Work to complete:
From the entries below, copy every line holding the word "Default".

Dataset rows:
----

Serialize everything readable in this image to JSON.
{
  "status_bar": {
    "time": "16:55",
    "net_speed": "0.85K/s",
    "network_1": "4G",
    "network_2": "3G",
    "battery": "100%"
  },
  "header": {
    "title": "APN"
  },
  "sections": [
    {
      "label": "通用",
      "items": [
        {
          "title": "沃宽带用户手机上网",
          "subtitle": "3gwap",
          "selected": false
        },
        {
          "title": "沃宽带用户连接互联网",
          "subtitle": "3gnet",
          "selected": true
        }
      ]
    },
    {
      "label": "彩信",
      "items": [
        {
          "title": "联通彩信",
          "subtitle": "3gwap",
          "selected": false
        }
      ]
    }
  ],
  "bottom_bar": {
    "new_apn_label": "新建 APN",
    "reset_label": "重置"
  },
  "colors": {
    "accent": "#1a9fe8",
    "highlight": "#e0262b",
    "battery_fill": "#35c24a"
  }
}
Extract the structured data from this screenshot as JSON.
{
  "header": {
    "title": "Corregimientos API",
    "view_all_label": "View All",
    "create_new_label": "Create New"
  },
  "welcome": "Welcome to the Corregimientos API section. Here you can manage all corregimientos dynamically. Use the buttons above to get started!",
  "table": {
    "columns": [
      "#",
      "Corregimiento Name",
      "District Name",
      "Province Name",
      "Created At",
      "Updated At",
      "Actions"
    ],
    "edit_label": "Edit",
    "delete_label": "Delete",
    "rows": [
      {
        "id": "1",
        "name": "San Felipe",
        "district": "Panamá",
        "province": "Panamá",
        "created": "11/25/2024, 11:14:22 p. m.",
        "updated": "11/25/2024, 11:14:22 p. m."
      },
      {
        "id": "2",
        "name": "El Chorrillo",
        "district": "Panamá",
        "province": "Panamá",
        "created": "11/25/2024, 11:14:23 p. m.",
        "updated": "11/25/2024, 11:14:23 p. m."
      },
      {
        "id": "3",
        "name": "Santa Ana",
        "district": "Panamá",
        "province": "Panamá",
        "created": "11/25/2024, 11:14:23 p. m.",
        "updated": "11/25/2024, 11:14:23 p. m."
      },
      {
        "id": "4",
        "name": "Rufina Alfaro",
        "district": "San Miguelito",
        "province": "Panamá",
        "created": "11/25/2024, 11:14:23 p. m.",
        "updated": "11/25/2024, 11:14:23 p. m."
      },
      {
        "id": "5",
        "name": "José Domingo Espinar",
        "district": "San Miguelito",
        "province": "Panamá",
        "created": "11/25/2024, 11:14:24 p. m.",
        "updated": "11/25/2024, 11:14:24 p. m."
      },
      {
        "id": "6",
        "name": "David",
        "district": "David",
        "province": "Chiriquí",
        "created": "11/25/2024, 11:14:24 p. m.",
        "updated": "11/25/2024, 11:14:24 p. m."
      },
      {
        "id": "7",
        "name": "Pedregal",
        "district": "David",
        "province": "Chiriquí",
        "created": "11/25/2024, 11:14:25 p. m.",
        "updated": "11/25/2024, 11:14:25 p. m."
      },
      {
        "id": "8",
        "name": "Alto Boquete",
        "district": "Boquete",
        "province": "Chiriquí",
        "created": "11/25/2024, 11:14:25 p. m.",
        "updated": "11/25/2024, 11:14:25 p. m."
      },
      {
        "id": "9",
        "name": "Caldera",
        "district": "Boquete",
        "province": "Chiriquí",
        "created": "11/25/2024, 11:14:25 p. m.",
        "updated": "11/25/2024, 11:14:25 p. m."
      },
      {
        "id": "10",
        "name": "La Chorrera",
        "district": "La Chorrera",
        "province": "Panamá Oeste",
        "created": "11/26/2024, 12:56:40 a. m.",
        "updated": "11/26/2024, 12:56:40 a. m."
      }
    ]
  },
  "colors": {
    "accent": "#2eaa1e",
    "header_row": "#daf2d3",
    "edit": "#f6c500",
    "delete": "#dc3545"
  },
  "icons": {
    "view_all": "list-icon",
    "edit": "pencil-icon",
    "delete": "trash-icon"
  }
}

----

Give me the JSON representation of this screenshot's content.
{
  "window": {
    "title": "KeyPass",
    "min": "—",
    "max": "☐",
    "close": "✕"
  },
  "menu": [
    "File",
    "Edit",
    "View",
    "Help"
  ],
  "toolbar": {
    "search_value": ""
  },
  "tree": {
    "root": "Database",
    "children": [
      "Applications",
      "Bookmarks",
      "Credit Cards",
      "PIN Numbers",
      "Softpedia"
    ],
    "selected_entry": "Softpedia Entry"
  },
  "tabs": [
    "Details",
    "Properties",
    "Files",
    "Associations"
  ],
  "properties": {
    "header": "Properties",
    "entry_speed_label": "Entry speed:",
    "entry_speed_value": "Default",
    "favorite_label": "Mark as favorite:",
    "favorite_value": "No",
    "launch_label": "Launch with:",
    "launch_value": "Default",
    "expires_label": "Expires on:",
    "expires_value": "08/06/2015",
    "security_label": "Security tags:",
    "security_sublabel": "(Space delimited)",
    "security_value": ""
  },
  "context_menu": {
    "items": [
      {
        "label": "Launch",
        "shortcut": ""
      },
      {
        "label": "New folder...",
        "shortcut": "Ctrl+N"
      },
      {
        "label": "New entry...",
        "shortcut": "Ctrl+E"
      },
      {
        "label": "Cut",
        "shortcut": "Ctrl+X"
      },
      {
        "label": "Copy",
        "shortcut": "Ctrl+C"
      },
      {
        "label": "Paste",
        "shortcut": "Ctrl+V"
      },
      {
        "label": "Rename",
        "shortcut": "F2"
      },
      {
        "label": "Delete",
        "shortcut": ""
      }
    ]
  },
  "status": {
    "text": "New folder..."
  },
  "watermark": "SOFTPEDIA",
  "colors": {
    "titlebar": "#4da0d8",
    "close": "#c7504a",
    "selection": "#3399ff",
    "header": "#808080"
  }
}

----

Task answer:
    "entry_speed_value": "Default",
    "launch_value": "Default",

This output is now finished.